Print each line of the listing once more, precisely as given.

=====

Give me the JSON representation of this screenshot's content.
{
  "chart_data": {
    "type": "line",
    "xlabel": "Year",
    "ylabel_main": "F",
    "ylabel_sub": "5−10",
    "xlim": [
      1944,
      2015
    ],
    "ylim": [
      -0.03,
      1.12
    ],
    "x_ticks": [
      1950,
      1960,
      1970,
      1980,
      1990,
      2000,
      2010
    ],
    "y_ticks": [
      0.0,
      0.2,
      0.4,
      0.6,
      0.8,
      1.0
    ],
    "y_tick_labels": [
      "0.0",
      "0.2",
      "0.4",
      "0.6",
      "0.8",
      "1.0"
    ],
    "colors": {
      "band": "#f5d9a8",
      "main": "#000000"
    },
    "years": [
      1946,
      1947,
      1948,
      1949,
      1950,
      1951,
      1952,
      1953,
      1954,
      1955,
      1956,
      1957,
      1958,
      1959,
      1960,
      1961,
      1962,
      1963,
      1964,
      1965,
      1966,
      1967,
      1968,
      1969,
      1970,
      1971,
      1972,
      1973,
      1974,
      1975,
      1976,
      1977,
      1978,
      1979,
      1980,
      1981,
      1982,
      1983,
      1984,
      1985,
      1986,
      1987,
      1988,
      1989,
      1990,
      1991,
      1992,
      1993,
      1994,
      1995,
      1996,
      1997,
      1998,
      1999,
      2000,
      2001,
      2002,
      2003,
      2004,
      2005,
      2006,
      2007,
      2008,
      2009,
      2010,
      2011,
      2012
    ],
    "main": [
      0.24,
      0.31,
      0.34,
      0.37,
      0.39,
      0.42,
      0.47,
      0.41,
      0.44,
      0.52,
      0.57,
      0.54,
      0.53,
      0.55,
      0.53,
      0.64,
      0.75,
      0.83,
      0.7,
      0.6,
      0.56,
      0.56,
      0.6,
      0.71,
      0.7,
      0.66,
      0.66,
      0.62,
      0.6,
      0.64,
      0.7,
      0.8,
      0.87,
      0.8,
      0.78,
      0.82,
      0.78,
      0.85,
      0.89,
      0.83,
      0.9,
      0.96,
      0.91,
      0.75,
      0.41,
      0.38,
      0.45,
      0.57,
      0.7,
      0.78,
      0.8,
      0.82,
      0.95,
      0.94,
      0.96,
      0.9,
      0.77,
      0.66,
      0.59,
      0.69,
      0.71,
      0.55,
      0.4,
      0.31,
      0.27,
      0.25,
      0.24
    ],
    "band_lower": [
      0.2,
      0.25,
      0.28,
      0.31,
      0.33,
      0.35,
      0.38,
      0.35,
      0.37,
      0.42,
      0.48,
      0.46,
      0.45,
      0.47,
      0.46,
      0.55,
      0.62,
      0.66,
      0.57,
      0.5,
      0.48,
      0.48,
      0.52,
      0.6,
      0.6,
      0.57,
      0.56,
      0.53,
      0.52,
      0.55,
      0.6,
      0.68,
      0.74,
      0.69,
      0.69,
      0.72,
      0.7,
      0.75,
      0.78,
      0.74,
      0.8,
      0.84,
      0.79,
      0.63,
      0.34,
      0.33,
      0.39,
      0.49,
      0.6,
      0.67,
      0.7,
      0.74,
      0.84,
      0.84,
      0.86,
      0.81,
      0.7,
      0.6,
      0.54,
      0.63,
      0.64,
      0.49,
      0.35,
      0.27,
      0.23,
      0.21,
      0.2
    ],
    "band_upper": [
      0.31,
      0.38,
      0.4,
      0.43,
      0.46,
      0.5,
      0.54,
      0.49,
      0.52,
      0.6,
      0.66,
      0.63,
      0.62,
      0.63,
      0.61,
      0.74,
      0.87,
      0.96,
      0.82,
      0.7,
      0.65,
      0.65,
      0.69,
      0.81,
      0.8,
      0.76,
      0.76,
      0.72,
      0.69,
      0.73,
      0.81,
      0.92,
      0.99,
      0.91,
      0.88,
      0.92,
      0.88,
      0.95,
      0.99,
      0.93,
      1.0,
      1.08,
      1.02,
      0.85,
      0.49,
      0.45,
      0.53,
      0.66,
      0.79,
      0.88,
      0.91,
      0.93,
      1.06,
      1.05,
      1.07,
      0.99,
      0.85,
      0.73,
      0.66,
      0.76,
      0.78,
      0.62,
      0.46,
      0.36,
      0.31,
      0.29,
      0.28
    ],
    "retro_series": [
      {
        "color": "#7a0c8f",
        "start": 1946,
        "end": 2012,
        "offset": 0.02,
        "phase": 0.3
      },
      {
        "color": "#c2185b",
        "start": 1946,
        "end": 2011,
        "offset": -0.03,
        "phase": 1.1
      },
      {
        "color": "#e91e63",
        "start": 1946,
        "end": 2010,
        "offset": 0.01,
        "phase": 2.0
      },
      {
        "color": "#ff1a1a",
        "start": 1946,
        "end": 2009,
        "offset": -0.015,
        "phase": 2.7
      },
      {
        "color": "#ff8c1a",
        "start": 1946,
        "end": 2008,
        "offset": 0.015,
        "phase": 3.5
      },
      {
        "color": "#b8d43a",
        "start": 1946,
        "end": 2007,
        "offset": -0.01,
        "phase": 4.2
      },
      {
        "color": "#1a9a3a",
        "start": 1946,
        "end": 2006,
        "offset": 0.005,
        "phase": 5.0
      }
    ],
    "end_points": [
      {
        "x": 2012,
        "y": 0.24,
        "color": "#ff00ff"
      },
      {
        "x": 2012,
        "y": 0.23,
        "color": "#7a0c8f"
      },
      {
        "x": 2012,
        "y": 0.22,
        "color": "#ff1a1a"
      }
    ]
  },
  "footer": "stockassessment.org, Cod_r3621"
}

=====

Reply:
Give me the JSON representation of this screenshot's content.
{
  "chart_data": {
    "type": "line",
    "xlabel": "Year",
    "ylabel_main": "F",
    "ylabel_sub": "5−10",
    "xlim": [
      1944,
      2015
    ],
    "ylim": [
      -0.03,
      1.12
    ],
    "x_ticks": [
      1950,
      1960,
      1970,
      1980,
      1990,
      2000,
      2010
    ],
    "y_ticks": [
      0.0,
      0.2,
      0.4,
      0.6,
      0.8,
      1.0
    ],
    "y_tick_labels": [
      "0.0",
      "0.2",
      "0.4",
      "0.6",
      "0.8",
      "1.0"
    ],
    "colors": {
      "band": "#f5d9a8",
      "main": "#000000"
    },
    "years": [
      1946,
      1947,
      1948,
      1949,
      1950,
      1951,
      1952,
      1953,
      1954,
      1955,
      1956,
      1957,
      1958,
      1959,
      1960,
      1961,
      1962,
      1963,
      1964,
      1965,
      1966,
      1967,
      1968,
      1969,
      1970,
      1971,
      1972,
      1973,
      1974,
      1975,
      1976,
      1977,
      1978,
      1979,
      1980,
      1981,
      1982,
      1983,
      1984,
      1985,
      1986,
      1987,
      1988,
      1989,
      1990,
      1991,
      1992,
      1993,
      1994,
      1995,
      1996,
      1997,
      1998,
      1999,
      2000,
      2001,
      2002,
      2003,
      2004,
      2005,
      2006,
      2007,
      2008,
      2009,
      2010,
      2011,
      2012
    ],
    "main": [
      0.24,
      0.31,
      0.34,
      0.37,
      0.39,
      0.42,
      0.47,
      0.41,
      0.44,
      0.52,
      0.57,
      0.54,
      0.53,
      0.55,
      0.53,
      0.64,
      0.75,
      0.83,
      0.7,
      0.6,
      0.56,
      0.56,
      0.6,
      0.71,
      0.7,
      0.66,
      0.66,
      0.62,
      0.6,
      0.64,
      0.7,
      0.8,
      0.87,
      0.8,
      0.78,
      0.82,
      0.78,
      0.85,
      0.89,
      0.83,
      0.9,
      0.96,
      0.91,
      0.75,
      0.41,
      0.38,
      0.45,
      0.57,
      0.7,
      0.78,
      0.8,
      0.82,
      0.95,
      0.94,
      0.96,
      0.9,
      0.77,
      0.66,
      0.59,
      0.69,
      0.71,
      0.55,
      0.4,
      0.31,
      0.27,
      0.25,
      0.24
    ],
    "band_lower": [
      0.2,
      0.25,
      0.28,
      0.31,
      0.33,
      0.35,
      0.38,
      0.35,
      0.37,
      0.42,
      0.48,
      0.46,
      0.45,
      0.47,
      0.46,
      0.55,
      0.62,
      0.66,
      0.57,
      0.5,
      0.48,
      0.48,
      0.52,
      0.6,
      0.6,
      0.57,
      0.56,
      0.53,
      0.52,
      0.55,
      0.6,
      0.68,
      0.74,
      0.69,
      0.69,
      0.72,
      0.7,
      0.75,
      0.78,
      0.74,
      0.8,
      0.84,
      0.79,
      0.63,
      0.34,
      0.33,
      0.39,
      0.49,
      0.6,
      0.67,
      0.7,
      0.74,
      0.84,
      0.84,
      0.86,
      0.81,
      0.7,
      0.6,
      0.54,
      0.63,
      0.64,
      0.49,
      0.35,
      0.27,
      0.23,
      0.21,
      0.2
    ],
    "band_upper": [
      0.31,
      0.38,
      0.4,
      0.43,
      0.46,
      0.5,
      0.54,
      0.49,
      0.52,
      0.6,
      0.66,
      0.63,
      0.62,
      0.63,
      0.61,
      0.74,
      0.87,
      0.96,
      0.82,
      0.7,
      0.65,
      0.65,
      0.69,
      0.81,
      0.8,
      0.76,
      0.76,
      0.72,
      0.69,
      0.73,
      0.81,
      0.92,
      0.99,
      0.91,
      0.88,
      0.92,
      0.88,
      0.95,
      0.99,
      0.93,
      1.0,
      1.08,
      1.02,
      0.85,
      0.49,
      0.45,
      0.53,
      0.66,
      0.79,
      0.88,
      0.91,
      0.93,
      1.06,
      1.05,
      1.07,
      0.99,
      0.85,
      0.73,
      0.66,
      0.76,
      0.78,
      0.62,
      0.46,
      0.36,
      0.31,
      0.29,
      0.28
    ],
    "retro_series": [
      {
        "color": "#7a0c8f",
        "start": 1946,
        "end": 2012,
        "offset": 0.02,
        "phase": 0.3
      },
      {
        "color": "#c2185b",
        "start": 1946,
        "end": 2011,
        "offset": -0.03,
        "phase": 1.1
      },
      {
        "color": "#e91e63",
        "start": 1946,
        "end": 2010,
        "offset": 0.01,
        "phase": 2.0
      },
      {
        "color": "#ff1a1a",
        "start": 1946,
        "end": 2009,
        "offset": -0.015,
        "phase": 2.7
      },
      {
        "color": "#ff8c1a",
        "start": 1946,
        "end": 2008,
        "offset": 0.015,
        "phase": 3.5
      },
      {
        "color": "#b8d43a",
        "start": 1946,
        "end": 2007,
        "offset": -0.01,
        "phase": 4.2
      },
      {
        "color": "#1a9a3a",
        "start": 1946,
        "end": 2006,
        "offset": 0.005,
        "phase": 5.0
      }
    ],
    "end_points": [
      {
        "x": 2012,
        "y": 0.24,
        "color": "#ff00ff"
      },
      {
        "x": 2012,
        "y": 0.23,
        "color": "#7a0c8f"
      },
      {
        "x": 2012,
        "y": 0.22,
        "color": "#ff1a1a"
      }
    ]
  },
  "footer": "stockassessment.org, Cod_r3621"
}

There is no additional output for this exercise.